--- BEGIN ---

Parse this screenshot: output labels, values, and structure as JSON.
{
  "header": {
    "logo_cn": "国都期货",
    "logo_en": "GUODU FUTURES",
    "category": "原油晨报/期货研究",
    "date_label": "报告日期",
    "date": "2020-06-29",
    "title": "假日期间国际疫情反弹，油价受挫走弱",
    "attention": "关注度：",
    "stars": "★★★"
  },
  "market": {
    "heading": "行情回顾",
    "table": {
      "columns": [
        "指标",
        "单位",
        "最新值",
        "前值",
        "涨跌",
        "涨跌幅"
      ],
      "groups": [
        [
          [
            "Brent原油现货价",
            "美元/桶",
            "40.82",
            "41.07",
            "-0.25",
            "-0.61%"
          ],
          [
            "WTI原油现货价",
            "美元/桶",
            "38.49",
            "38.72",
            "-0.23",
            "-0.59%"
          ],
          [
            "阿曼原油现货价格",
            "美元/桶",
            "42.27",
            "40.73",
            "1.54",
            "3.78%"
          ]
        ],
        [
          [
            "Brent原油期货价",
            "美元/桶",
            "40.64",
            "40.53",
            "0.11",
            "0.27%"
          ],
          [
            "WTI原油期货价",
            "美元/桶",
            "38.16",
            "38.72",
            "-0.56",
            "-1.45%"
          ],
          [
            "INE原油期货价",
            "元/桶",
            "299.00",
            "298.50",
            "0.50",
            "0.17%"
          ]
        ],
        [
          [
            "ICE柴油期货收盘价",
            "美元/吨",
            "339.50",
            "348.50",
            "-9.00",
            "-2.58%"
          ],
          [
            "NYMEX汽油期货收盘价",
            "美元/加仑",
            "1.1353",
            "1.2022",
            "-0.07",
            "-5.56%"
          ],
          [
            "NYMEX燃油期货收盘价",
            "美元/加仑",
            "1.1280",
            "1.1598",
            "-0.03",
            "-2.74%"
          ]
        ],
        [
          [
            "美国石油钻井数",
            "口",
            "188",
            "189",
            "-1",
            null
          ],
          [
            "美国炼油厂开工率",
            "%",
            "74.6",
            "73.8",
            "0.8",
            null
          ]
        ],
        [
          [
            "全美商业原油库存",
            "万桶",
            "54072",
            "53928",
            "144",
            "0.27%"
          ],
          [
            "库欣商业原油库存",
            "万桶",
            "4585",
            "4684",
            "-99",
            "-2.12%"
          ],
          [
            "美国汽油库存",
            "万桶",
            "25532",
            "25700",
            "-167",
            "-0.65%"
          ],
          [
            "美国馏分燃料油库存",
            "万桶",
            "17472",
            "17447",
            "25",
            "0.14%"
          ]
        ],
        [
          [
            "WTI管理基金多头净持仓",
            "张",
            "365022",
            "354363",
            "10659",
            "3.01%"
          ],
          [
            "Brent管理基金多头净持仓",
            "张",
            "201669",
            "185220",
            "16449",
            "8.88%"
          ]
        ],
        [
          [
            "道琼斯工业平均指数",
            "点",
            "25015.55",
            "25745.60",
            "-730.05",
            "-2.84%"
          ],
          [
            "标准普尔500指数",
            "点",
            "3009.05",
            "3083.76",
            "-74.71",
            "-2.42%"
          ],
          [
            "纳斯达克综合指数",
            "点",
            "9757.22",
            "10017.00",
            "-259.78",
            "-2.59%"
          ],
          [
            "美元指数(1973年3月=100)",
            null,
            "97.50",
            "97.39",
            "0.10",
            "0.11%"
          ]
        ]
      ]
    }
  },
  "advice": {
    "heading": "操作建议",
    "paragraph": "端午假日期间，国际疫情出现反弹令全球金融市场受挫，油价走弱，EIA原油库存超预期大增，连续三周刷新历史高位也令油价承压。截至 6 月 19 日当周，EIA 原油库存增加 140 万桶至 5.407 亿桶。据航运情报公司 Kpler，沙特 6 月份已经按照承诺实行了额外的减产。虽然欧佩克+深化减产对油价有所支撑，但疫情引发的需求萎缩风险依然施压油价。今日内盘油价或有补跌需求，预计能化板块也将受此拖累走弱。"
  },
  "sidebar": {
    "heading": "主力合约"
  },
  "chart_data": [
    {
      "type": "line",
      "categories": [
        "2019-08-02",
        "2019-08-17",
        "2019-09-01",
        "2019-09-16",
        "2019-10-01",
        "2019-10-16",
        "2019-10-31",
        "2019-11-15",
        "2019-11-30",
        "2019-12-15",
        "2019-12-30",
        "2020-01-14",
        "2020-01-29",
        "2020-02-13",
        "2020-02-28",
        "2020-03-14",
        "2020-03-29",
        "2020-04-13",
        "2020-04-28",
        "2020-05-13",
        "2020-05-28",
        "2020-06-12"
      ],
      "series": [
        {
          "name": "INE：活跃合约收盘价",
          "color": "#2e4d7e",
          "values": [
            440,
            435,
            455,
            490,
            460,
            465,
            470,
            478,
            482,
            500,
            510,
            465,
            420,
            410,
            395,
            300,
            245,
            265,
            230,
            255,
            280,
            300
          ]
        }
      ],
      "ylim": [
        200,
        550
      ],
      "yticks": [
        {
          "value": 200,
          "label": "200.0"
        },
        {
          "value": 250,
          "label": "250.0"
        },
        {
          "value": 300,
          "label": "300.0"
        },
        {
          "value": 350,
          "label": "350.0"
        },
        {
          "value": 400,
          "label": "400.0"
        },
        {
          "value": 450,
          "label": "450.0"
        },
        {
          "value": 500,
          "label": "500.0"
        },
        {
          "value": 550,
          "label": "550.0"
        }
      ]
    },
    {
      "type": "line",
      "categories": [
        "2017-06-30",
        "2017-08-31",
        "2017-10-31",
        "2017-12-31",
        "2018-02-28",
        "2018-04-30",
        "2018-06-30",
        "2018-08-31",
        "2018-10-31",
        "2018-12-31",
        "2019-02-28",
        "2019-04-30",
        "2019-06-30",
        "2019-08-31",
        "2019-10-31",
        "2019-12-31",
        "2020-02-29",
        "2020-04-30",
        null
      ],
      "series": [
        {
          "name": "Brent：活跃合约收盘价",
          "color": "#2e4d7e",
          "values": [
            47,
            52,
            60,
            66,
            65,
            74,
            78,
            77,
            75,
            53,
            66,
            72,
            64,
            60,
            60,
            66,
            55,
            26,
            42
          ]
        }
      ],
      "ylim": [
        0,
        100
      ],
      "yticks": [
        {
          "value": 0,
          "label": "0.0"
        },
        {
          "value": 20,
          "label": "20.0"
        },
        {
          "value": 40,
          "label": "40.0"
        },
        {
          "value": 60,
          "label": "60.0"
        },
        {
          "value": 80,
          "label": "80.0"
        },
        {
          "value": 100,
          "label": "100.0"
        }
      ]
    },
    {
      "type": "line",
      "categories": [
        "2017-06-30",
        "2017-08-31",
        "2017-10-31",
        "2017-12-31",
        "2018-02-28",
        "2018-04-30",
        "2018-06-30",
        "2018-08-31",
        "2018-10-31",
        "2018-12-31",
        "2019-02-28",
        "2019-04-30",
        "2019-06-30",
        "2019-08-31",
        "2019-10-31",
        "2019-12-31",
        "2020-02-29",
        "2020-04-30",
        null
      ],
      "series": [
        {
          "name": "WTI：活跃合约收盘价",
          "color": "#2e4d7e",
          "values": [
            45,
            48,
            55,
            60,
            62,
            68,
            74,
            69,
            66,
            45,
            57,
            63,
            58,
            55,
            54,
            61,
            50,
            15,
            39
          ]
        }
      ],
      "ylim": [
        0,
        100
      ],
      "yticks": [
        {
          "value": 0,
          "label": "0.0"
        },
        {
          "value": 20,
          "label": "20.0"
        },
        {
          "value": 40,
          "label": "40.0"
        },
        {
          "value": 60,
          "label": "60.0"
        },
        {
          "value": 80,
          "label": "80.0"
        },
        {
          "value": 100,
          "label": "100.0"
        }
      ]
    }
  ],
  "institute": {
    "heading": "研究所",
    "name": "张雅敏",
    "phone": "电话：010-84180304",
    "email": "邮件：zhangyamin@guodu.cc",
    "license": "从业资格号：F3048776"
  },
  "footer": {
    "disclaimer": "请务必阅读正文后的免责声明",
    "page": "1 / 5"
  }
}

--- END ---

Problem description:
Above are the records. Copy every line in them holding "heading".

The result:
    "heading": "行情回顾",
    "heading": "操作建议",
    "heading": "主力合约"
    "heading": "研究所",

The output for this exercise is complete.